### TEXTAUSZUG:
Die große Glocke wurde „Taufglocke“ genannt und wurde zugleich als Uhrglocke für den Stundenschlag benutzt. Ihr Schlagton war gis1. Sie wog 475 kg und hatte einen unteren Durchmesser von 96 cm. Sie trug die Inschrift:

  • auf der Flanken: Holder Friede, süße Eintracht, weile freundlich über dieser Stadt. / Lasset die Kindlein zu mir kommen und wehret ihnen nicht, denn solcher ist das Reich Gottes.
  • am Wolm: Gegossen von Carl Friedrich Ulrich 1854.
Ziegeler-Glocke

Die Glocke wurde während des Ersten Weltkriegs im Juni 1917 eingeschmolzen und vier Jahre später durch eine ähnliche von Franz Schilling Söhne (Apolda) als Nr. 7630 ersetzt, welche die Inschrift trug: In Kriegesnot geopfert fürs Vaterland / Aus Feuersglut ich neu erstand / In Gottes Namen mag mein Läuten / zu besseren Zeiten hingeleiten! / 1917–1921 / Franz Schilling und Söhne in Apolda / gossen mich im Jahre des Herrn 1921. Die Glocke war ein Geschenk der Gießerei Schilling.

Im Zweiten Weltkrieg, am 3. Februar 1942 wurde die große und am 4. Februar 1942 die kleine Glocke vom Turm entfernt und eingeschmolzen.

### AUFGABEN:
1. Wie schwer war die Taufglocke laut dem Text über die Glocken?
2. Warum wurde die Taufglocke laut dem Text über die Glocken im Jahr 1921 durch eine neue ersetzt?
3. Wie geht der Text über die Glocken nach seinem letzten Satz weiter? Setzen Sie ihn fort.

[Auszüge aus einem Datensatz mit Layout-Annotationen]

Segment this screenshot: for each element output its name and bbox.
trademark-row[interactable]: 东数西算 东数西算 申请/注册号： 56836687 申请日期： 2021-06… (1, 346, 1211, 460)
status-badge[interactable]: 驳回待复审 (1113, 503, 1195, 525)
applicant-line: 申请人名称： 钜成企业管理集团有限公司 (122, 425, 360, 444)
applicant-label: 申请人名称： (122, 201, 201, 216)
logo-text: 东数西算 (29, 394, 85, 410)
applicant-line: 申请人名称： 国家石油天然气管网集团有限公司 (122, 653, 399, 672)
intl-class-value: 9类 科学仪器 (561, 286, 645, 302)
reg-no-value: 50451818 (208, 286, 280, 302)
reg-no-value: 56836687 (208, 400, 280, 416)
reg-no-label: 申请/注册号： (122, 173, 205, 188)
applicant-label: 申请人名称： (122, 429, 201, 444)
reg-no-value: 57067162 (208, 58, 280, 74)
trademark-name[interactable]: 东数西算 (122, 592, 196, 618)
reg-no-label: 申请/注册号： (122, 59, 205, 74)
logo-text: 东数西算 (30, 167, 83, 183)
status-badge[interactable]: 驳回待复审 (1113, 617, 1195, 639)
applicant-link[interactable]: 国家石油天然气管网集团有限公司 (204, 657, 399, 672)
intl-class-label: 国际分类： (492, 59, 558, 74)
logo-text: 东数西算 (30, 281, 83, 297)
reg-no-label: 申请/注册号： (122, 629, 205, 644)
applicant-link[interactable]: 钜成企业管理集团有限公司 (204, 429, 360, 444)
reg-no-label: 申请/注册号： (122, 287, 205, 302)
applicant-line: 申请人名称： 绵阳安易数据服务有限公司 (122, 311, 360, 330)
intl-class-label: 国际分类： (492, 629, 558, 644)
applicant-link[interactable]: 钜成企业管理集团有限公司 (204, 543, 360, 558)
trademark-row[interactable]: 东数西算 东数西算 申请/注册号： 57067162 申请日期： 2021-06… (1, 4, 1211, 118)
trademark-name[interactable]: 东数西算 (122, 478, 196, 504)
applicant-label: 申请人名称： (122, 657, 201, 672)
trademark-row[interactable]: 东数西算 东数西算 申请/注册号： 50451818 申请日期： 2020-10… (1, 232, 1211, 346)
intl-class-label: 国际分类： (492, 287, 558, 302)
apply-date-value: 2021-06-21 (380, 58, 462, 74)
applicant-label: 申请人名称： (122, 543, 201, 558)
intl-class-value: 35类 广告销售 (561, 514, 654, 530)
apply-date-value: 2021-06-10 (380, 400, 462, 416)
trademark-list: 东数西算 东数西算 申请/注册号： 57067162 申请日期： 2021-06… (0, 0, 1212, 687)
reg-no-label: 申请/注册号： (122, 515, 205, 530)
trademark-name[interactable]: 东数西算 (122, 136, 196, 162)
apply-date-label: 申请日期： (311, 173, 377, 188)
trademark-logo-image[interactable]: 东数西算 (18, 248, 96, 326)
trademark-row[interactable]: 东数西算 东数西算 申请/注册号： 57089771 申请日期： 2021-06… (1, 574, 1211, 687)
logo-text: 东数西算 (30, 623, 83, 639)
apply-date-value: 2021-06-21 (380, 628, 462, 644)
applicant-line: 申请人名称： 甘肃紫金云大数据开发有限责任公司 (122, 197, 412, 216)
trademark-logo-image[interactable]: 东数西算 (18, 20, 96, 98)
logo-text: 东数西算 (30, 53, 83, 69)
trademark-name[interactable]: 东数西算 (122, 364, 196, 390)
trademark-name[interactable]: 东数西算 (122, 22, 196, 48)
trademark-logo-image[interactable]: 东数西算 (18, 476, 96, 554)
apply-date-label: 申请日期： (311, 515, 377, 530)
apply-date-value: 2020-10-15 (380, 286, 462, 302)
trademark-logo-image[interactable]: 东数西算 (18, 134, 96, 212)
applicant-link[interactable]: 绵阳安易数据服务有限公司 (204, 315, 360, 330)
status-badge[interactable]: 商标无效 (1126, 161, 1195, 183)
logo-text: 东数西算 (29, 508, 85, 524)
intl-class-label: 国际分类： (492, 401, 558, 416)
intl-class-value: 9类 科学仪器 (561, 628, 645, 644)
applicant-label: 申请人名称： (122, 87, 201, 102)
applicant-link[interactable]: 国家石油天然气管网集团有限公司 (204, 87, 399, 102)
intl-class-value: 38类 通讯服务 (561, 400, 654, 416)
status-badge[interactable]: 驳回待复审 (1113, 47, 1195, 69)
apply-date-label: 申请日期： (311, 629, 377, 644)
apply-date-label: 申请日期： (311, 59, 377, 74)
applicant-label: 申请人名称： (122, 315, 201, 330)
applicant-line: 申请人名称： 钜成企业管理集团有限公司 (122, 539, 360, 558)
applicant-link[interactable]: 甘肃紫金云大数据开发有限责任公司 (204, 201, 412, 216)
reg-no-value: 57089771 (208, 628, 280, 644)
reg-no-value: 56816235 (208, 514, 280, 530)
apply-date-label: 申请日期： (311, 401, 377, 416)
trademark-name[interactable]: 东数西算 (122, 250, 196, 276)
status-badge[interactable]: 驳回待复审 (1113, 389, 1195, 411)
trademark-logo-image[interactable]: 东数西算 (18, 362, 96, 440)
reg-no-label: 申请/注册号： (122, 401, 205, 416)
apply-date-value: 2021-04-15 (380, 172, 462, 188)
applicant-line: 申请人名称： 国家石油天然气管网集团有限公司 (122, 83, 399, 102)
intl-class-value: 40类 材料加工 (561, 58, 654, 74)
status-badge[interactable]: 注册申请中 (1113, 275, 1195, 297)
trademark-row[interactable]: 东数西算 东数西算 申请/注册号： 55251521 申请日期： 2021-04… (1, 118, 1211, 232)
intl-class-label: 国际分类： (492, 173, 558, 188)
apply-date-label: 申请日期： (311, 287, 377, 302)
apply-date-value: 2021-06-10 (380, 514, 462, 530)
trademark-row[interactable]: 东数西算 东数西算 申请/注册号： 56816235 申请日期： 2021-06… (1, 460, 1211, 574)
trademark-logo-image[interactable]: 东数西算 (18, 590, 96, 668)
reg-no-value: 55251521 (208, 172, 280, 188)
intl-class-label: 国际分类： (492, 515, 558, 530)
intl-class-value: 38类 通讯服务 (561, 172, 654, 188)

### LÖSUNGEN:
1. Sie wog 475 kg.

2. Die ursprüngliche Glocke war während des Ersten Weltkriegs im Juni 1917 eingeschmolzen worden. Vier Jahre später ersetzte Franz Schilling Söhne aus Apolda sie deshalb durch eine ähnliche Glocke.

3.
Als einer der ersten Nachkriegsgüsse schuf Glockengießermeister Franz Schilling aus Apolda 1946 einen Ersatz für die kleinere Glocke. Diese Glocke hängt noch im Turm der Martinskirche. Als Schlagton wurde cis2 ermittelt. Ihr unterer Randdurchmesser beträgt 71,3 cm. Auf dem oberen Rand steht in Großbuchstaben: SOLI DEO GLORIA (Allein Gott die Ehre) sowie AD 1946. Die Krone ist vierstrahlig.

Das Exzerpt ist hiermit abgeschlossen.